Task description:
Using the listing below, report all lines holding the word "Account".
═══ Raw records ═══
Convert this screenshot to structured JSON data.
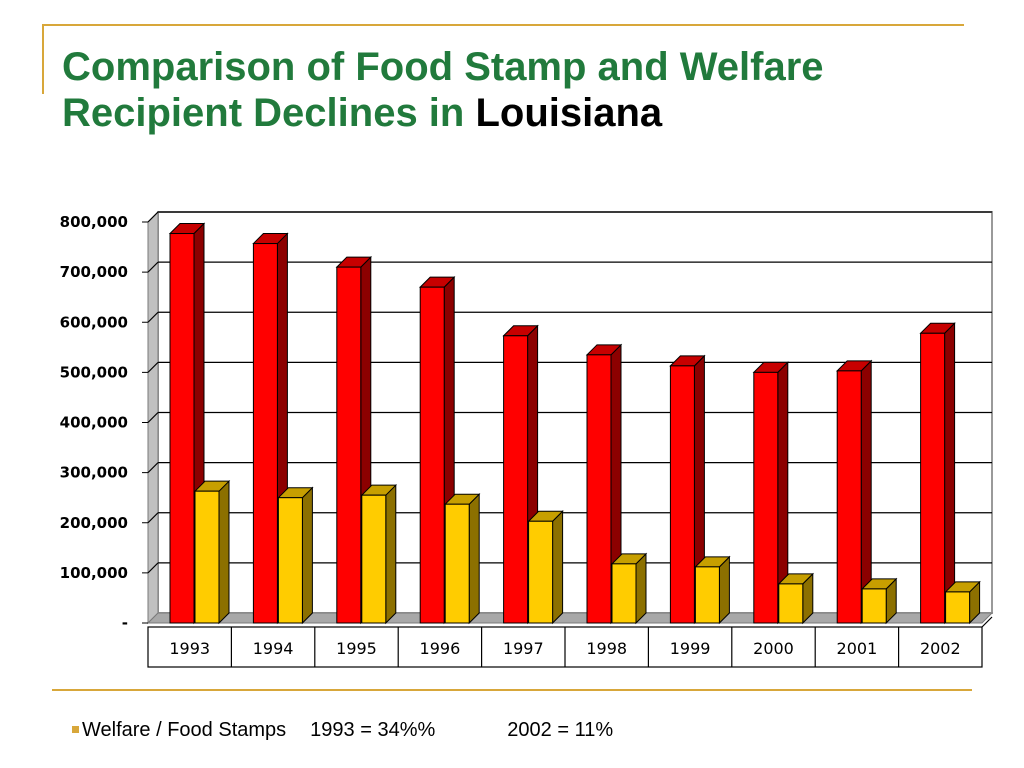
{
  "slide": {
    "title_main": "Comparison of Food Stamp and Welfare Recipient Declines in ",
    "title_highlight": "Louisiana"
  },
  "footnote": {
    "label": "Welfare / Food Stamps",
    "stat_1993": "1993 = 34%%",
    "stat_2002": "2002 = 11%"
  },
  "colors": {
    "title": "#217a3c",
    "accent_rule": "#d8a73a",
    "food_stamps_bar": "#ff0000",
    "welfare_bar": "#ffcc00"
  },
  "chart_data": {
    "type": "bar",
    "style": "3d clustered column",
    "categories": [
      "1993",
      "1994",
      "1995",
      "1996",
      "1997",
      "1998",
      "1999",
      "2000",
      "2001",
      "2002"
    ],
    "series": [
      {
        "values": [
          777000,
          757000,
          710000,
          670000,
          573000,
          535000,
          513000,
          500000,
          503000,
          578000
        ],
        "color": "#ff0000"
      },
      {
        "values": [
          263000,
          250000,
          255000,
          237000,
          203000,
          118000,
          112000,
          78000,
          68000,
          62000
        ],
        "color": "#ffcc00"
      }
    ],
    "ylim": [
      0,
      800000
    ],
    "yticks": [
      0,
      100000,
      200000,
      300000,
      400000,
      500000,
      600000,
      700000,
      800000
    ],
    "ytick_labels": [
      "-",
      "100,000",
      "200,000",
      "300,000",
      "400,000",
      "500,000",
      "600,000",
      "700,000",
      "800,000"
    ],
    "grid": true,
    "legend": "none"
  }
}
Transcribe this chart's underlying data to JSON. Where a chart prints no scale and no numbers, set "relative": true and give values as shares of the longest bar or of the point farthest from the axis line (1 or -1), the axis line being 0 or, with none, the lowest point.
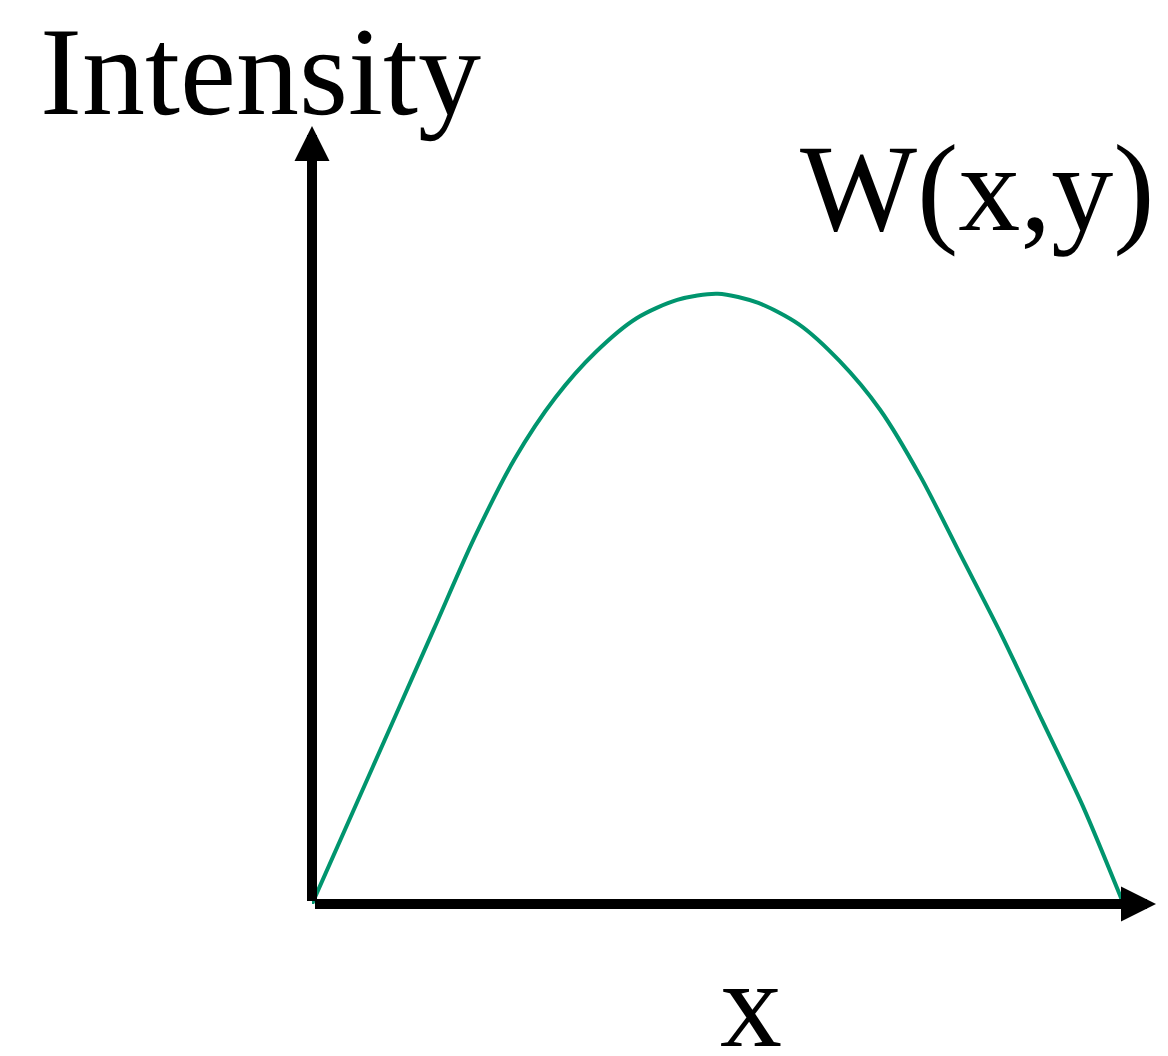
{
  "chart_data": {
    "type": "line",
    "relative": true,
    "xlabel": "x",
    "ylabel": "Intensity",
    "categories": [
      null,
      null,
      null,
      null,
      null,
      null,
      null,
      null,
      null,
      null,
      null,
      null,
      null,
      null,
      null,
      null,
      null,
      null,
      null,
      null,
      null
    ],
    "series": [
      {
        "name": "W(x,y)",
        "color": "#00956e",
        "values": [
          0,
          0.15,
          0.3,
          0.45,
          0.6,
          0.73,
          0.83,
          0.905,
          0.96,
          0.99,
          1,
          0.985,
          0.95,
          0.89,
          0.81,
          0.7,
          0.57,
          0.44,
          0.3,
          0.16,
          0
        ]
      }
    ],
    "legend": false,
    "line_style": "solid"
  }
}
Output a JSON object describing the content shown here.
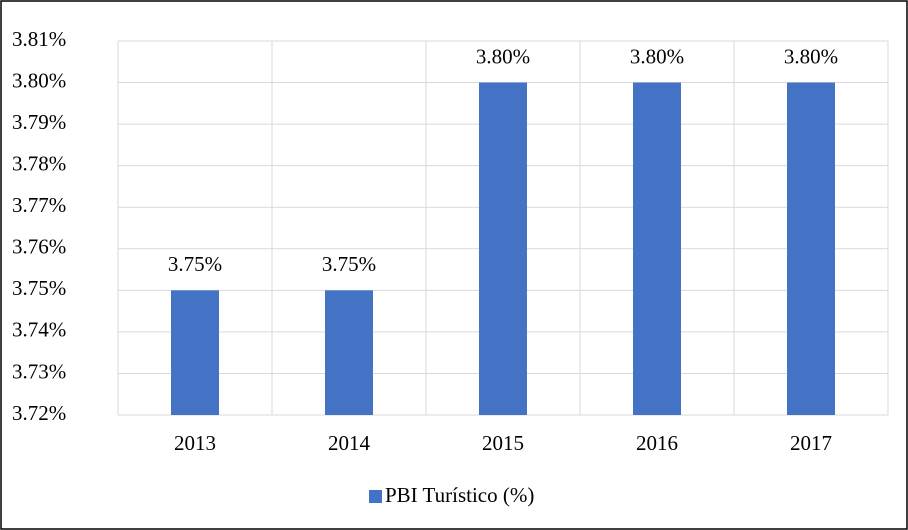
{
  "chart_data": {
    "type": "bar",
    "categories": [
      "2013",
      "2014",
      "2015",
      "2016",
      "2017"
    ],
    "series": [
      {
        "name": "PBI Turístico (%)",
        "color": "#4472c4",
        "values": [
          3.75,
          3.75,
          3.8,
          3.8,
          3.8
        ],
        "value_labels": [
          "3.75%",
          "3.75%",
          "3.80%",
          "3.80%",
          "3.80%"
        ]
      }
    ],
    "ylim": [
      3.72,
      3.81
    ],
    "yticks": [
      {
        "value": 3.72,
        "label": "3.72%"
      },
      {
        "value": 3.73,
        "label": "3.73%"
      },
      {
        "value": 3.74,
        "label": "3.74%"
      },
      {
        "value": 3.75,
        "label": "3.75%"
      },
      {
        "value": 3.76,
        "label": "3.76%"
      },
      {
        "value": 3.77,
        "label": "3.77%"
      },
      {
        "value": 3.78,
        "label": "3.78%"
      },
      {
        "value": 3.79,
        "label": "3.79%"
      },
      {
        "value": 3.8,
        "label": "3.80%"
      },
      {
        "value": 3.81,
        "label": "3.81%"
      }
    ],
    "grid": true,
    "legend": "bottom"
  }
}
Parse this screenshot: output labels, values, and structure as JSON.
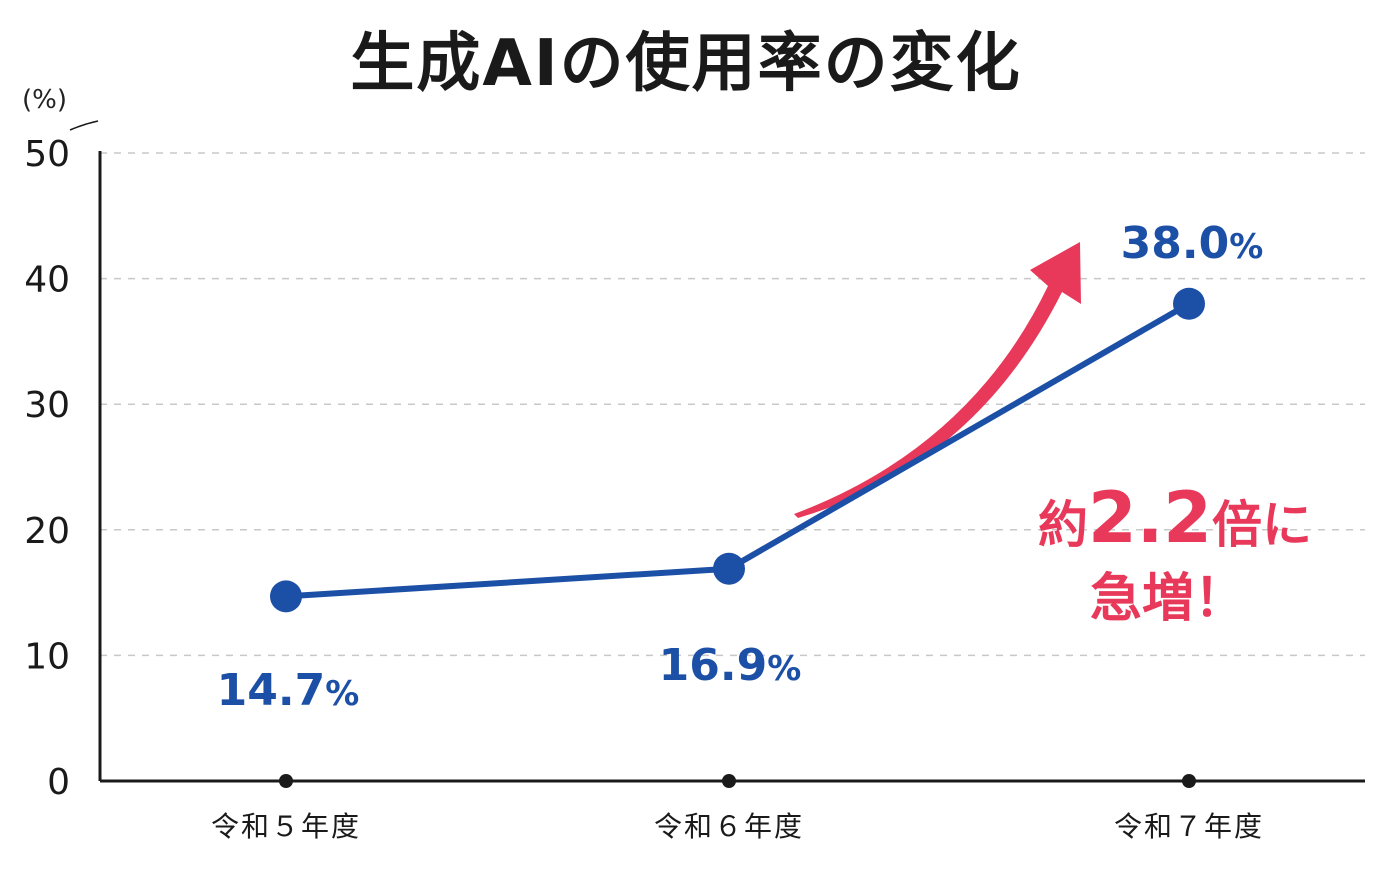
{
  "chart_data": {
    "type": "line",
    "title": "生成AIの使用率の変化",
    "yunit": "(%)",
    "categories": [
      "令和５年度",
      "令和６年度",
      "令和７年度"
    ],
    "series": [
      {
        "values": [
          14.7,
          16.9,
          38.0
        ],
        "labels": [
          "14.7",
          "16.9",
          "38.0"
        ]
      }
    ],
    "label_suffix": "%",
    "ylim": [
      0,
      50
    ],
    "yticks": [
      0,
      10,
      20,
      30,
      40,
      50
    ],
    "grid": true,
    "annotation": {
      "prefix": "約",
      "number": "2.2",
      "suffix": "倍に",
      "line2": "急増！"
    },
    "colors": {
      "line": "#1c4fa6",
      "accent": "#e8395a",
      "axis": "#1a1a1a",
      "grid": "#c8c8c8"
    }
  }
}
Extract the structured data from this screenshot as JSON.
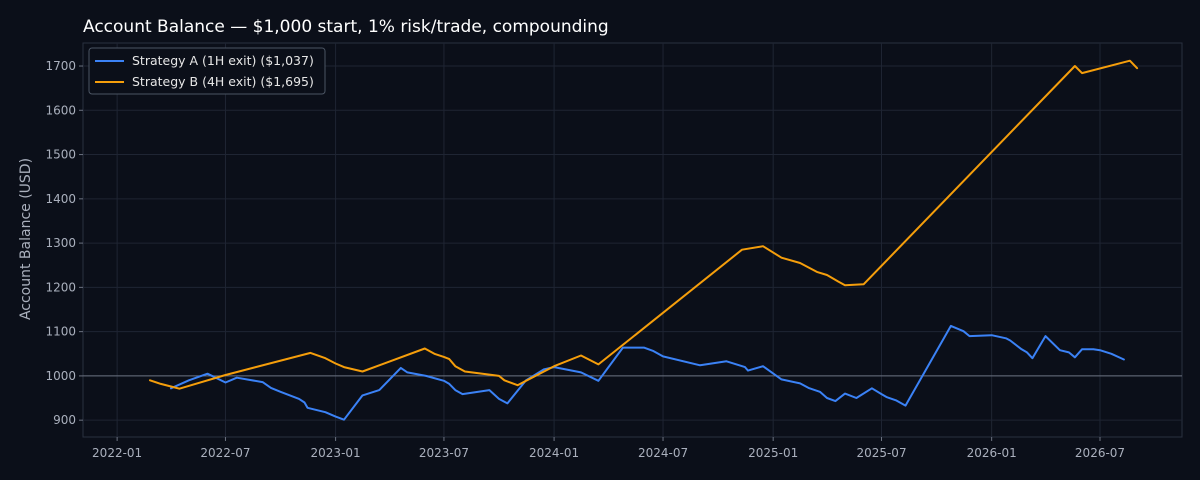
{
  "chart_data": {
    "type": "line",
    "title": "Account Balance — $1,000 start, 1% risk/trade, compounding",
    "xlabel": "",
    "ylabel": "Account Balance (USD)",
    "xlim": [
      "2021-11-05",
      "2026-11-15"
    ],
    "ylim": [
      862,
      1752
    ],
    "x_ticks": [
      "2022-01",
      "2022-07",
      "2023-01",
      "2023-07",
      "2024-01",
      "2024-07",
      "2025-01",
      "2025-07",
      "2026-01",
      "2026-07"
    ],
    "y_ticks": [
      900,
      1000,
      1100,
      1200,
      1300,
      1400,
      1500,
      1600,
      1700
    ],
    "reference_line": 1000,
    "grid": true,
    "legend_position": "top-left",
    "colors": {
      "background": "#0b0f19",
      "grid": "#1f2533",
      "strategy_a": "#3b82f6",
      "strategy_b": "#f59e0b"
    },
    "series": [
      {
        "name": "Strategy A (1H exit) ($1,037)",
        "color": "#3b82f6",
        "points": [
          [
            "2022-04-01",
            972
          ],
          [
            "2022-05-01",
            990
          ],
          [
            "2022-06-01",
            1005
          ],
          [
            "2022-07-01",
            985
          ],
          [
            "2022-07-20",
            996
          ],
          [
            "2022-09-01",
            986
          ],
          [
            "2022-09-15",
            973
          ],
          [
            "2022-10-01",
            964
          ],
          [
            "2022-11-01",
            948
          ],
          [
            "2022-11-10",
            940
          ],
          [
            "2022-11-15",
            928
          ],
          [
            "2022-12-15",
            918
          ],
          [
            "2023-01-01",
            908
          ],
          [
            "2023-01-15",
            901
          ],
          [
            "2023-02-15",
            956
          ],
          [
            "2023-03-15",
            968
          ],
          [
            "2023-04-20",
            1018
          ],
          [
            "2023-05-01",
            1008
          ],
          [
            "2023-06-01",
            1000
          ],
          [
            "2023-07-01",
            989
          ],
          [
            "2023-07-10",
            982
          ],
          [
            "2023-07-20",
            968
          ],
          [
            "2023-08-01",
            959
          ],
          [
            "2023-09-15",
            968
          ],
          [
            "2023-10-01",
            948
          ],
          [
            "2023-10-15",
            938
          ],
          [
            "2023-11-15",
            990
          ],
          [
            "2023-12-15",
            1015
          ],
          [
            "2024-01-01",
            1020
          ],
          [
            "2024-02-15",
            1008
          ],
          [
            "2024-03-15",
            989
          ],
          [
            "2024-04-25",
            1064
          ],
          [
            "2024-05-30",
            1064
          ],
          [
            "2024-06-15",
            1056
          ],
          [
            "2024-07-01",
            1044
          ],
          [
            "2024-09-01",
            1024
          ],
          [
            "2024-10-15",
            1033
          ],
          [
            "2024-11-15",
            1020
          ],
          [
            "2024-11-20",
            1012
          ],
          [
            "2024-12-15",
            1022
          ],
          [
            "2025-01-15",
            992
          ],
          [
            "2025-02-15",
            983
          ],
          [
            "2025-03-01",
            973
          ],
          [
            "2025-03-20",
            964
          ],
          [
            "2025-04-01",
            950
          ],
          [
            "2025-04-15",
            943
          ],
          [
            "2025-05-01",
            960
          ],
          [
            "2025-05-20",
            950
          ],
          [
            "2025-06-15",
            972
          ],
          [
            "2025-07-01",
            959
          ],
          [
            "2025-07-10",
            952
          ],
          [
            "2025-07-25",
            945
          ],
          [
            "2025-08-10",
            933
          ],
          [
            "2025-10-25",
            1113
          ],
          [
            "2025-11-15",
            1101
          ],
          [
            "2025-11-25",
            1090
          ],
          [
            "2026-01-01",
            1092
          ],
          [
            "2026-01-25",
            1085
          ],
          [
            "2026-02-01",
            1080
          ],
          [
            "2026-02-20",
            1060
          ],
          [
            "2026-03-01",
            1053
          ],
          [
            "2026-03-10",
            1040
          ],
          [
            "2026-04-01",
            1090
          ],
          [
            "2026-04-25",
            1058
          ],
          [
            "2026-05-10",
            1053
          ],
          [
            "2026-05-20",
            1042
          ],
          [
            "2026-06-01",
            1060
          ],
          [
            "2026-06-20",
            1060
          ],
          [
            "2026-07-01",
            1058
          ],
          [
            "2026-07-20",
            1050
          ],
          [
            "2026-08-10",
            1037
          ]
        ]
      },
      {
        "name": "Strategy B (4H exit) ($1,695)",
        "color": "#f59e0b",
        "points": [
          [
            "2022-02-25",
            990
          ],
          [
            "2022-03-15",
            982
          ],
          [
            "2022-04-01",
            976
          ],
          [
            "2022-04-15",
            971
          ],
          [
            "2022-07-01",
            1002
          ],
          [
            "2022-11-20",
            1052
          ],
          [
            "2022-12-15",
            1040
          ],
          [
            "2023-01-01",
            1028
          ],
          [
            "2023-01-15",
            1020
          ],
          [
            "2023-02-15",
            1010
          ],
          [
            "2023-05-30",
            1062
          ],
          [
            "2023-06-15",
            1050
          ],
          [
            "2023-07-01",
            1043
          ],
          [
            "2023-07-10",
            1038
          ],
          [
            "2023-07-20",
            1022
          ],
          [
            "2023-08-05",
            1010
          ],
          [
            "2023-09-15",
            1003
          ],
          [
            "2023-10-01",
            1000
          ],
          [
            "2023-10-10",
            990
          ],
          [
            "2023-11-01",
            979
          ],
          [
            "2024-01-01",
            1022
          ],
          [
            "2024-02-15",
            1046
          ],
          [
            "2024-03-15",
            1026
          ],
          [
            "2024-11-10",
            1285
          ],
          [
            "2024-12-15",
            1293
          ],
          [
            "2025-01-15",
            1267
          ],
          [
            "2025-02-15",
            1255
          ],
          [
            "2025-03-15",
            1235
          ],
          [
            "2025-04-01",
            1228
          ],
          [
            "2025-04-20",
            1213
          ],
          [
            "2025-05-01",
            1205
          ],
          [
            "2025-06-01",
            1207
          ],
          [
            "2026-05-20",
            1700
          ],
          [
            "2026-06-01",
            1684
          ],
          [
            "2026-08-20",
            1712
          ],
          [
            "2026-09-01",
            1695
          ]
        ]
      }
    ]
  }
}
═══
Result below:
    "title": "Account Balance — $1,000 start, 1% risk/trade, compounding",
    "ylabel": "Account Balance (USD)",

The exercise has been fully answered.